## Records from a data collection
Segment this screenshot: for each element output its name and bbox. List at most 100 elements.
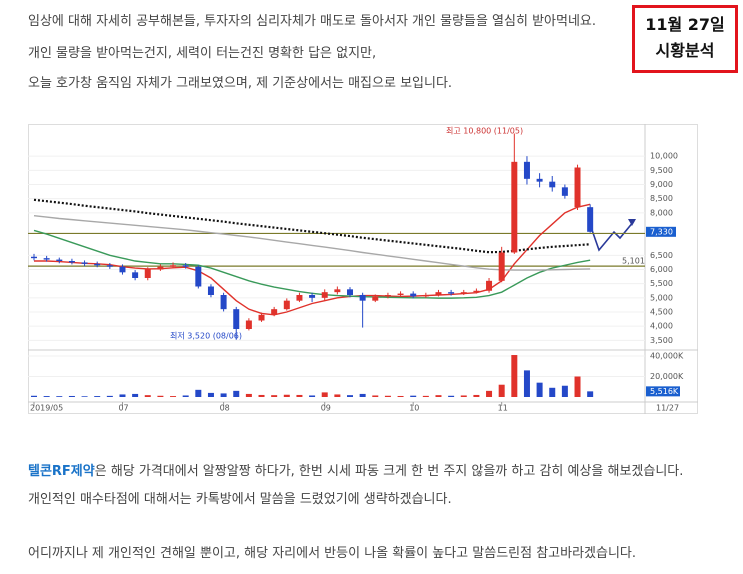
candle-body	[170, 265, 177, 267]
high-note: 최고 10,800 (11/05)	[446, 126, 523, 136]
volume-tag: 5,516K	[650, 387, 679, 396]
volume-bar	[309, 395, 316, 397]
candle-body	[132, 272, 139, 278]
candle-body	[536, 178, 543, 182]
volume-bar	[372, 395, 379, 397]
volume-bar	[182, 395, 189, 397]
candle-body	[56, 259, 63, 261]
candle-body	[43, 258, 50, 260]
volume-bar	[486, 390, 493, 397]
volume-bar	[81, 396, 88, 397]
candle-body	[207, 286, 214, 295]
x-tick-label: 2019/05	[30, 404, 63, 413]
stock-chart: 3,500 4,000 4,500 5,000 5,500 6,000 6,500 8,000…	[28, 124, 698, 414]
intro-line: 임상에 대해 자세히 공부해본들, 투자자의 심리자체가 매도로 돌아서자 개인…	[28, 14, 597, 29]
y-tick-label: 10,000	[650, 152, 678, 161]
volume-bar	[498, 384, 505, 397]
candle-body	[448, 292, 455, 294]
volume-bar	[106, 395, 113, 397]
volume-bar	[94, 396, 101, 397]
candle-body	[182, 265, 189, 267]
candle-body	[422, 295, 429, 297]
volume-bar	[144, 395, 151, 397]
y-tick-label: 9,000	[650, 180, 673, 189]
volume-bar	[43, 396, 50, 397]
volume-bar	[245, 393, 252, 397]
volume-bar	[56, 396, 63, 397]
candle-body	[511, 161, 518, 253]
candle-body	[233, 309, 240, 329]
candle-body	[384, 295, 391, 297]
candle-body	[245, 320, 252, 329]
candle-body	[220, 295, 227, 310]
moving-average	[34, 203, 591, 316]
volume-bar	[410, 395, 417, 397]
v-tick-label: 40,000K	[650, 352, 684, 361]
candle-body	[473, 290, 480, 293]
y-tick-label: 3,500	[650, 336, 673, 345]
candle-body	[359, 295, 366, 301]
company-name: 텔콘RF제약	[28, 464, 95, 479]
price-tag: 7,330	[650, 227, 673, 236]
candle-body	[397, 293, 404, 295]
low-note: 최저 3,520 (08/06)	[170, 331, 242, 341]
candle-body	[587, 207, 594, 232]
y-tick-label: 5,000	[650, 293, 673, 302]
moving-average	[33, 198, 591, 254]
volume-bar	[435, 395, 442, 397]
candle-body	[195, 266, 202, 287]
forecast-arrow	[591, 220, 635, 252]
candle-body	[460, 292, 467, 294]
volume-tag-bg	[646, 386, 680, 397]
volume-bar	[132, 393, 139, 397]
candle-body	[94, 263, 101, 266]
volume-bar	[220, 393, 227, 397]
candle-body	[271, 309, 278, 315]
volume-bar	[258, 394, 265, 397]
volume-bar	[511, 355, 518, 397]
volume-bar	[271, 395, 278, 397]
volume-bar	[448, 395, 455, 397]
outro-paragraph: 텔콘RF제약은 해당 가격대에서 알짱알짱 하다가, 한번 시세 파동 크게 한…	[28, 458, 696, 568]
intro-line: 개인 물량을 받아먹는건지, 세력이 터는건진 명확한 답은 없지만,	[28, 46, 377, 61]
candle-body	[144, 269, 151, 278]
intro-line: 오늘 호가창 움직임 자체가 그래보였으며, 제 기준상에서는 매집으로 보입니…	[28, 76, 453, 91]
tag-date: 11월 27일	[645, 15, 725, 34]
volume-bar	[460, 395, 467, 397]
x-tick-label: 10	[409, 404, 419, 413]
volume-bar	[31, 395, 37, 397]
candle-body	[68, 261, 75, 263]
volume-bar	[473, 394, 480, 397]
x-tick-label: 09	[321, 404, 331, 413]
candle-body	[347, 289, 353, 295]
candle-body	[486, 280, 493, 291]
volume-bar	[233, 390, 240, 397]
candle-body	[435, 292, 442, 295]
y-tick-label: 4,500	[650, 308, 673, 317]
disclaimer: 어디까지나 제 개인적인 견해일 뿐이고, 해당 자리에서 반등이 나올 확률이…	[28, 546, 637, 561]
candle-body	[561, 187, 568, 196]
volume-bar	[359, 393, 366, 397]
candle-body	[321, 292, 328, 298]
y-tick-label: 6,500	[650, 251, 673, 260]
candle-body	[106, 265, 113, 267]
volume-bar	[296, 394, 303, 397]
y-tick-label: 8,000	[650, 208, 673, 217]
x-tick-label: 08	[220, 404, 230, 413]
date-label: 11/27	[656, 404, 679, 413]
moving-average	[33, 214, 591, 271]
volume-bar	[68, 395, 75, 397]
candle-body	[309, 295, 316, 298]
volume-bar	[119, 394, 126, 397]
y-tick-label: 8,500	[650, 194, 673, 203]
candle-body	[258, 314, 265, 321]
candle-body	[81, 262, 88, 264]
volume-bar	[574, 376, 581, 397]
x-tick-label: 11	[498, 404, 508, 413]
candle-body	[119, 266, 126, 273]
candle-body	[523, 161, 530, 179]
x-tick-label: 07	[118, 404, 128, 413]
price-tag-bg	[646, 226, 676, 237]
candle-body	[157, 266, 164, 270]
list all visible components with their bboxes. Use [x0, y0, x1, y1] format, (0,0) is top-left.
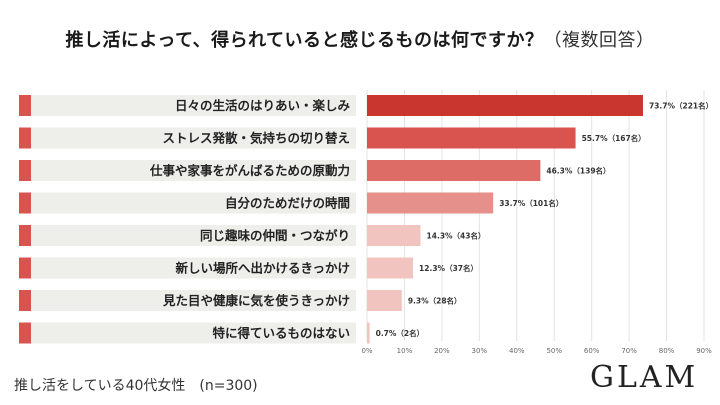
x-tick-label: 70% [621, 347, 637, 355]
category-marker [19, 322, 31, 344]
category-marker [19, 95, 31, 116]
glam-logo: GLAM [590, 360, 699, 395]
category-label-box [19, 95, 356, 116]
category-label-box [19, 127, 356, 149]
data-label: 9.3%（28名） [408, 296, 462, 306]
sample-note: 推し活をしている40代女性 (n=300) [14, 378, 258, 394]
category-marker [19, 225, 31, 246]
category-label-box [19, 192, 356, 214]
category-label: 特に得ているものはない [212, 326, 350, 341]
x-tick-label: 40% [509, 347, 525, 355]
category-label-box [19, 225, 356, 246]
x-tick-label: 90% [696, 347, 712, 355]
data-label: 33.7%（101名） [499, 198, 563, 208]
category-label: 日々の生活のはりあい・楽しみ [175, 98, 351, 113]
category-marker [19, 127, 31, 149]
bar [367, 290, 402, 311]
data-label: 0.7%（2名） [376, 328, 425, 338]
data-label: 73.7%（221名） [649, 101, 713, 111]
data-label: 12.3%（37名） [419, 263, 478, 273]
data-label: 14.3%（43名） [427, 231, 486, 241]
category-label-box [19, 160, 356, 181]
bar [367, 95, 643, 116]
chart-title-suffix: （複数回答） [543, 30, 655, 51]
x-tick-label: 60% [584, 347, 600, 355]
category-marker [19, 257, 31, 279]
x-tick-label: 30% [472, 347, 488, 355]
category-label: 見た目や健康に気を使うきっかけ [162, 293, 350, 308]
category-label: ストレス発散・気持ちの切り替え [162, 131, 350, 146]
category-label: 仕事や家事をがんばるための原動力 [149, 163, 350, 178]
category-marker [19, 192, 31, 214]
bar [367, 257, 414, 279]
category-label-box [19, 257, 356, 279]
data-label: 46.3%（139名） [546, 166, 610, 176]
category-label: 新しい場所へ出かけるきっかけ [175, 261, 350, 276]
x-tick-label: 0% [361, 347, 372, 355]
category-label: 自分のためだけの時間 [225, 196, 350, 211]
chart-title: 推し活によって、得られていると感じるものは何ですか？（複数回答） [0, 26, 720, 52]
category-label: 同じ趣味の仲間・つながり [200, 228, 350, 243]
x-tick-label: 20% [434, 347, 450, 355]
x-tick-label: 50% [546, 347, 562, 355]
x-tick-label: 10% [397, 347, 413, 355]
data-label: 55.7%（167名） [582, 133, 646, 143]
chart-title-main: 推し活によって、得られていると感じるものは何ですか？ [65, 30, 544, 51]
bar [367, 127, 576, 149]
category-label-box [19, 290, 356, 311]
bar [367, 192, 494, 214]
category-label-box [19, 322, 356, 344]
bar [367, 225, 421, 246]
bar [367, 160, 541, 181]
bar [367, 322, 370, 344]
x-tick-label: 80% [659, 347, 675, 355]
category-marker [19, 290, 31, 311]
category-marker [19, 160, 31, 181]
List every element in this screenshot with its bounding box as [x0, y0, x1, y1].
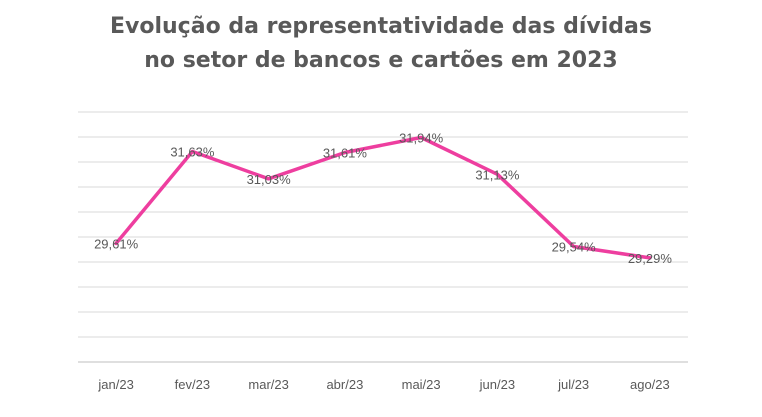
x-axis-tick-labels: jan/23 fev/23 mar/23 abr/23 mai/23 jun/23 jul/… [97, 377, 669, 392]
data-point [419, 135, 423, 140]
series-line [114, 135, 652, 260]
gridlines [78, 111, 688, 363]
data-label: 31,03% [247, 172, 292, 187]
chart-title-line-2: no setor de bancos e cartões em 2023 [144, 48, 618, 73]
data-label: 31,63% [170, 145, 215, 160]
data-label: 29,54% [552, 240, 597, 255]
data-label: 31,61% [323, 145, 368, 160]
x-tick-label: abr/23 [326, 377, 363, 392]
data-point [114, 241, 118, 245]
x-tick-label: jan/23 [97, 377, 133, 392]
data-label: 31,94% [399, 130, 444, 145]
data-point [190, 149, 194, 154]
data-point [267, 177, 271, 181]
data-label: 31,13% [475, 167, 520, 182]
x-tick-label: mai/23 [402, 377, 441, 392]
data-label: 29,29% [628, 251, 673, 266]
data-point [495, 172, 499, 176]
x-tick-label: jun/23 [479, 377, 515, 392]
data-point [572, 244, 576, 249]
series-group [114, 135, 652, 260]
x-tick-label: ago/23 [630, 377, 670, 392]
data-point [343, 150, 347, 155]
data-point [648, 256, 652, 260]
data-labels: 29,61% 31,63% 31,03% 31,61% 31,94% 31,13% 29,5… [94, 130, 672, 265]
data-label: 29,61% [94, 236, 139, 251]
x-tick-label: mar/23 [248, 377, 288, 392]
x-tick-label: fev/23 [175, 377, 210, 392]
x-tick-label: jul/23 [557, 377, 589, 392]
chart-title: Evolução da representatividade das dívid… [0, 10, 762, 78]
chart-title-line-1: Evolução da representatividade das dívid… [110, 14, 652, 39]
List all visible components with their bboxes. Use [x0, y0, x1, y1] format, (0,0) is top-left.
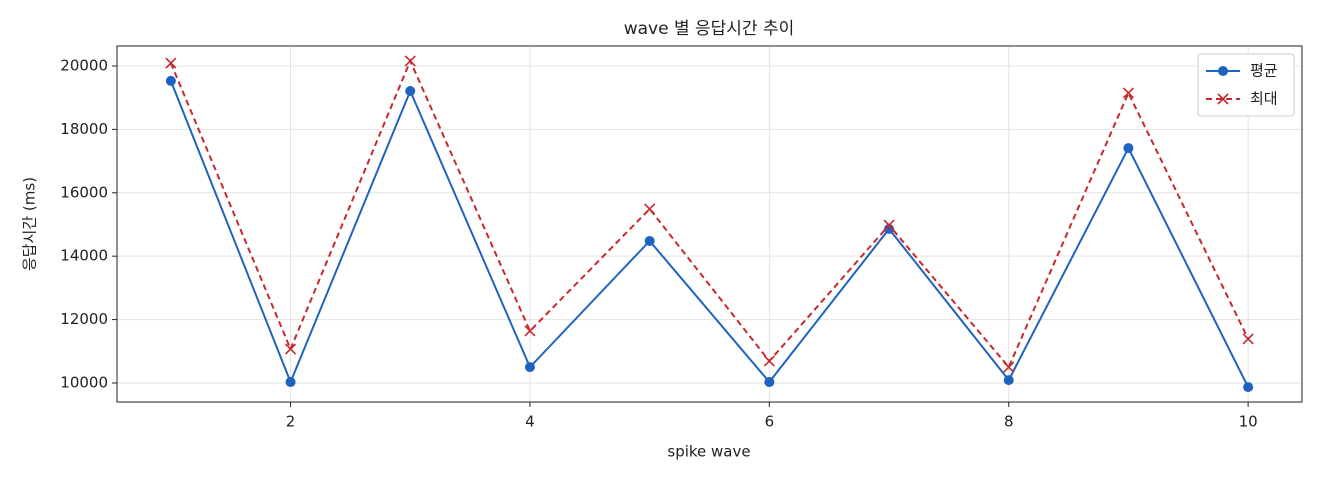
marker-circle [644, 235, 655, 246]
marker-circle [1003, 375, 1014, 386]
y-tick-label: 12000 [60, 310, 108, 328]
marker-x [763, 355, 775, 367]
x-tick-label: 8 [1004, 413, 1014, 431]
marker-x [284, 343, 297, 355]
marker-x [524, 325, 536, 337]
series-line [169, 58, 1250, 370]
marker-x [404, 55, 416, 67]
marker-circle [1123, 143, 1134, 154]
marker-circle [1243, 382, 1254, 393]
legend-label: 평균 [1250, 62, 1278, 80]
x-tick-label: 10 [1239, 413, 1258, 431]
y-axis-label: 응답시간 (ms) [21, 177, 39, 271]
marker-x [1217, 93, 1229, 105]
y-tick-label: 14000 [60, 247, 108, 265]
x-tick-label: 6 [765, 413, 775, 431]
y-tick-label: 10000 [60, 373, 108, 391]
plot-frame [116, 45, 1303, 403]
marker-circle [764, 377, 775, 388]
marker-circle [1218, 66, 1228, 76]
marker-x [165, 57, 177, 69]
marker-x [1122, 87, 1135, 99]
marker-circle [405, 86, 416, 97]
marker-x [883, 219, 895, 231]
legend-box [1197, 53, 1295, 117]
marker-x [1003, 361, 1015, 373]
marker-x [644, 203, 656, 215]
x-tick-label: 4 [525, 413, 535, 431]
y-tick-label: 18000 [60, 120, 108, 138]
x-axis-label: spike wave [667, 443, 750, 461]
marker-circle [884, 223, 895, 234]
y-tick-label: 16000 [60, 183, 108, 201]
marker-circle [285, 377, 296, 388]
marker-circle [524, 362, 535, 373]
chart-title: wave 별 응답시간 추이 [624, 19, 795, 39]
marker-x [1242, 333, 1254, 345]
legend-label: 최대 [1250, 90, 1278, 108]
x-tick-label: 2 [286, 413, 296, 431]
y-tick-label: 20000 [60, 56, 108, 74]
series-line [169, 80, 1250, 388]
marker-circle [165, 75, 176, 86]
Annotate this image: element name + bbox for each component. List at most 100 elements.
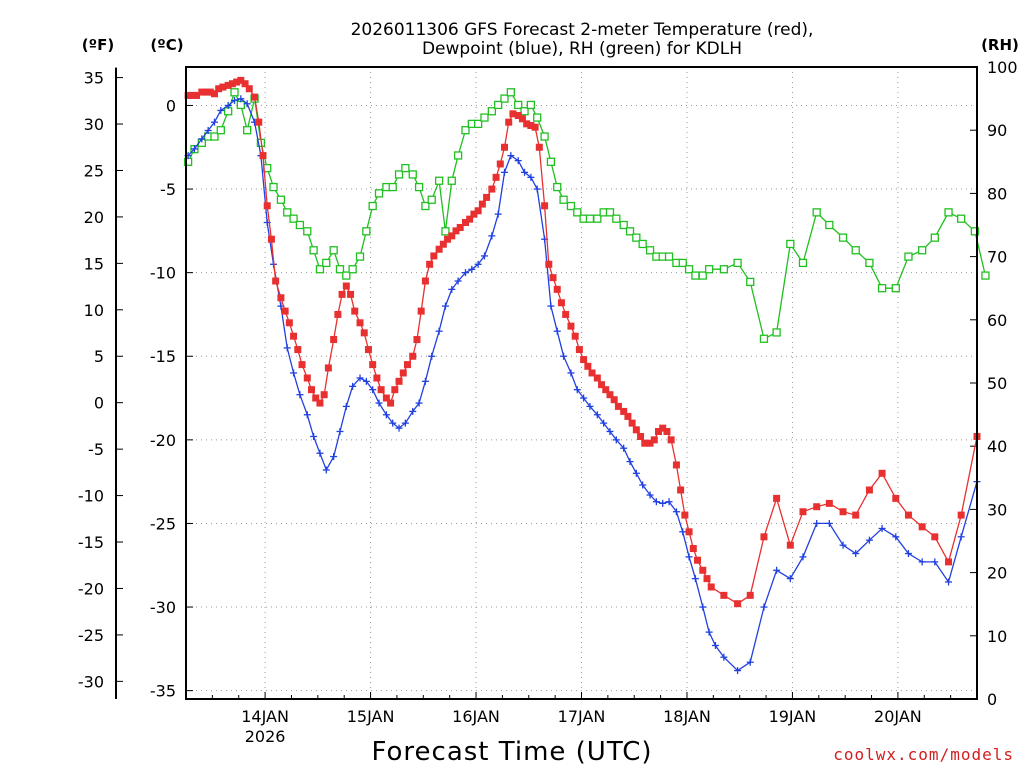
temperature-point (518, 115, 526, 123)
rh-point (944, 208, 953, 217)
rh-point (210, 132, 219, 141)
dewpoint-point (435, 327, 443, 335)
dewpoint-point (825, 519, 833, 527)
dewpoint-point (547, 302, 555, 310)
dewpoint-point (527, 173, 535, 181)
temperature-point (272, 277, 280, 285)
dewpoint-point (514, 157, 522, 165)
temperature-point (290, 332, 298, 340)
celsius-tick-label: -5 (160, 180, 176, 199)
rh-point (540, 132, 549, 141)
dewpoint-point (461, 269, 469, 277)
rh-point (295, 220, 305, 230)
temperature-point (632, 426, 640, 434)
temperature-point (470, 210, 478, 218)
rh-point (506, 88, 515, 97)
dewpoint-point (362, 377, 370, 385)
dewpoint-point (632, 469, 640, 477)
dewpoint-point (395, 424, 403, 432)
plot-frame (185, 66, 978, 700)
dewpoint-point (421, 377, 429, 385)
temperature-point (545, 260, 553, 268)
rh-point (559, 195, 568, 204)
rh-point (289, 214, 298, 223)
temperature-point (571, 332, 579, 340)
fahrenheit-tick-label: 35 (84, 69, 104, 88)
temperature-point (215, 85, 223, 93)
dewpoint-point (931, 558, 939, 566)
temperature-point (614, 402, 622, 410)
dewpoint-point (567, 369, 575, 377)
rh-point (759, 334, 769, 343)
rh-point (401, 163, 410, 173)
temperature-point (356, 319, 364, 327)
fahrenheit-tick-label: 15 (84, 254, 104, 273)
temperature-point (435, 245, 443, 253)
rh-tick-label: 10 (987, 627, 1007, 646)
dewpoint-point (303, 411, 311, 419)
dewpoint-point (580, 394, 588, 402)
dewpoint-point (918, 558, 926, 566)
dewpoint-point (231, 96, 239, 104)
dewpoint-point (699, 603, 707, 611)
temperature-point (417, 307, 425, 315)
dewpoint-point (296, 391, 304, 399)
rh-point (388, 182, 397, 192)
rh-tick-label: 50 (987, 374, 1007, 393)
temperature-point (219, 83, 227, 91)
rh-tick-label: 30 (987, 500, 1007, 519)
temperature-point (251, 93, 259, 101)
series-line (188, 79, 978, 605)
rh-point (342, 271, 351, 280)
rh-point (678, 258, 687, 268)
temperature-point (426, 260, 434, 268)
rh-point (573, 208, 582, 217)
temperature-point (285, 319, 293, 327)
dewpoint-point (626, 458, 634, 466)
temperature-point (351, 307, 359, 315)
rh-point (918, 246, 927, 255)
series-temperature (184, 76, 981, 608)
rh-tick-label: 90 (987, 121, 1007, 140)
celsius-tick-label: -20 (150, 431, 176, 450)
rh-tick-label: 40 (987, 437, 1007, 456)
rh-point (500, 94, 509, 103)
temperature-point (575, 346, 583, 354)
temperature-point (347, 290, 355, 298)
credit-link[interactable]: coolwx.com/models (833, 745, 1014, 764)
temperature-point (593, 374, 601, 382)
rh-point (414, 182, 424, 192)
temperature-point (338, 290, 346, 298)
rh-point (891, 284, 900, 293)
temperature-point (448, 232, 456, 240)
dewpoint-point (389, 419, 397, 427)
rh-point (772, 328, 781, 337)
temperature-point (324, 364, 332, 372)
dewpoint-point (204, 127, 212, 135)
temperature-point (501, 143, 509, 151)
fahrenheit-tick-label: -30 (78, 672, 104, 691)
dewpoint-point (342, 402, 350, 410)
dewpoint-point (375, 399, 383, 407)
temperature-point (444, 235, 452, 243)
temperature-point (598, 381, 606, 389)
x-tick-label: 15JAN (347, 707, 395, 726)
temperature-point (535, 143, 543, 151)
fahrenheit-tick-label: -5 (88, 440, 104, 459)
x-axis-title: Forecast Time (UTC) (371, 737, 652, 767)
temperature-point (439, 240, 447, 248)
temperature-point (193, 91, 201, 99)
rh-point (473, 119, 483, 129)
temperature-point (312, 394, 320, 402)
temperature-point (549, 274, 557, 282)
dewpoint-point (813, 519, 821, 527)
temperature-point (689, 545, 697, 553)
temperature-point (567, 322, 575, 330)
dewpoint-point (521, 168, 529, 176)
dewpoint-point (720, 653, 728, 661)
temperature-point (421, 277, 429, 285)
dewpoint-point (224, 101, 232, 109)
dewpoint-point (659, 499, 667, 507)
dewpoint-point (474, 260, 482, 268)
temperature-point (342, 282, 350, 290)
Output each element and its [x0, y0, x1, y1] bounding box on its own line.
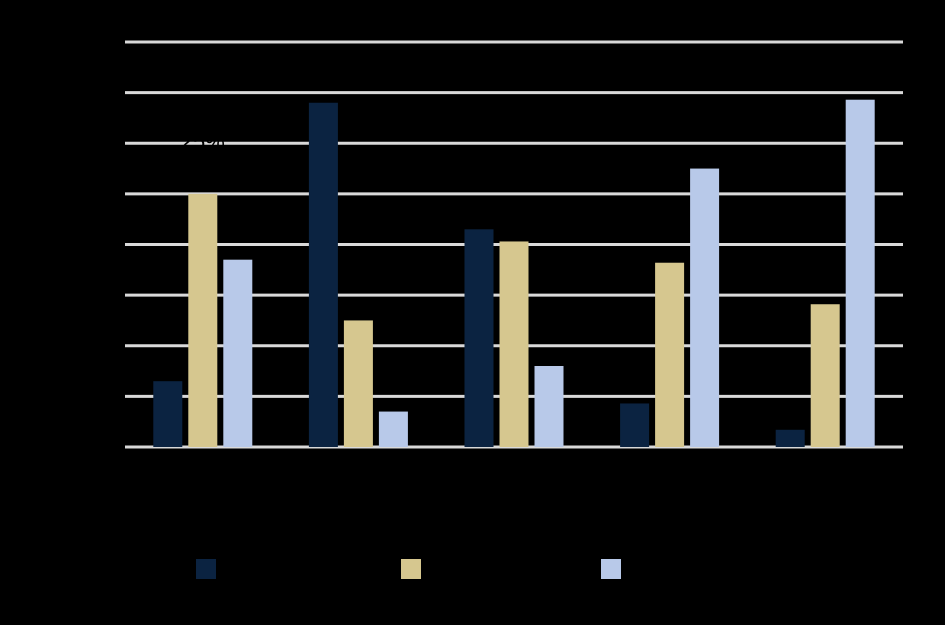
data-label-series1-cat5: 1%: [774, 365, 806, 390]
bar-series1-cat2: [308, 102, 338, 447]
data-label-series2-cat2: 12%: [336, 255, 380, 280]
bar-series3-cat1: [223, 259, 253, 447]
bar-series2-cat3: [499, 241, 529, 447]
bar-series1-cat5: [775, 429, 805, 447]
legend-swatch-3: [601, 559, 621, 579]
bar-series2-cat4: [655, 262, 685, 447]
bar-series3-cat2: [378, 411, 408, 447]
bar-series2-cat5: [810, 304, 840, 447]
data-label-series3-cat4: 30%: [683, 104, 727, 129]
data-labels: 6% 21% 1% 25% 12% 30%: [152, 104, 806, 390]
bar-series3-cat5: [845, 99, 875, 448]
legend: [196, 559, 621, 579]
bars: [153, 99, 875, 448]
bar-series3-cat3: [534, 366, 564, 447]
data-label-series1-cat3: 21%: [457, 164, 501, 189]
data-label-series2-cat1: 25%: [181, 129, 225, 154]
bar-series1-cat1: [153, 381, 183, 447]
data-label-series1-cat1: 6%: [152, 316, 184, 341]
bar-series1-cat4: [620, 403, 650, 447]
bar-series3-cat4: [690, 168, 720, 447]
legend-swatch-2: [401, 559, 421, 579]
bar-series2-cat2: [343, 320, 373, 447]
bar-series1-cat3: [464, 229, 494, 447]
bar-series2-cat1: [188, 193, 218, 447]
legend-swatch-1: [196, 559, 216, 579]
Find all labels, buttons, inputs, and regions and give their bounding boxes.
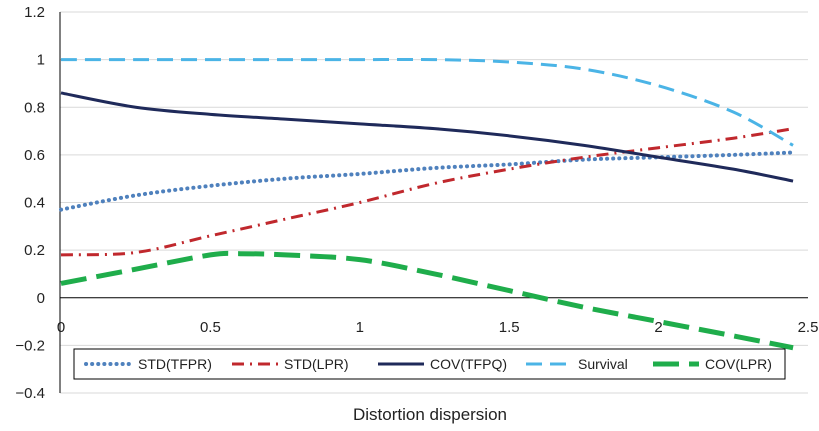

## Exercise objective
Repeat the lines of the data word for word, covering the stretch from the line containing "temperature-point (518, 115, 526, 123)" through the line containing "temperature-point (470, 210, 478, 218)".

## Correct answer
temperature-point (518, 115, 526, 123)
rh-point (944, 208, 953, 217)
rh-point (210, 132, 219, 141)
dewpoint-point (435, 327, 443, 335)
dewpoint-point (825, 519, 833, 527)
dewpoint-point (547, 302, 555, 310)
dewpoint-point (527, 173, 535, 181)
temperature-point (272, 277, 280, 285)
dewpoint-point (514, 157, 522, 165)
temperature-point (290, 332, 298, 340)
celsius-tick-label: -5 (160, 180, 176, 199)
rh-point (540, 132, 549, 141)
dewpoint-point (461, 269, 469, 277)
rh-point (295, 220, 305, 230)
temperature-point (632, 426, 640, 434)
temperature-point (470, 210, 478, 218)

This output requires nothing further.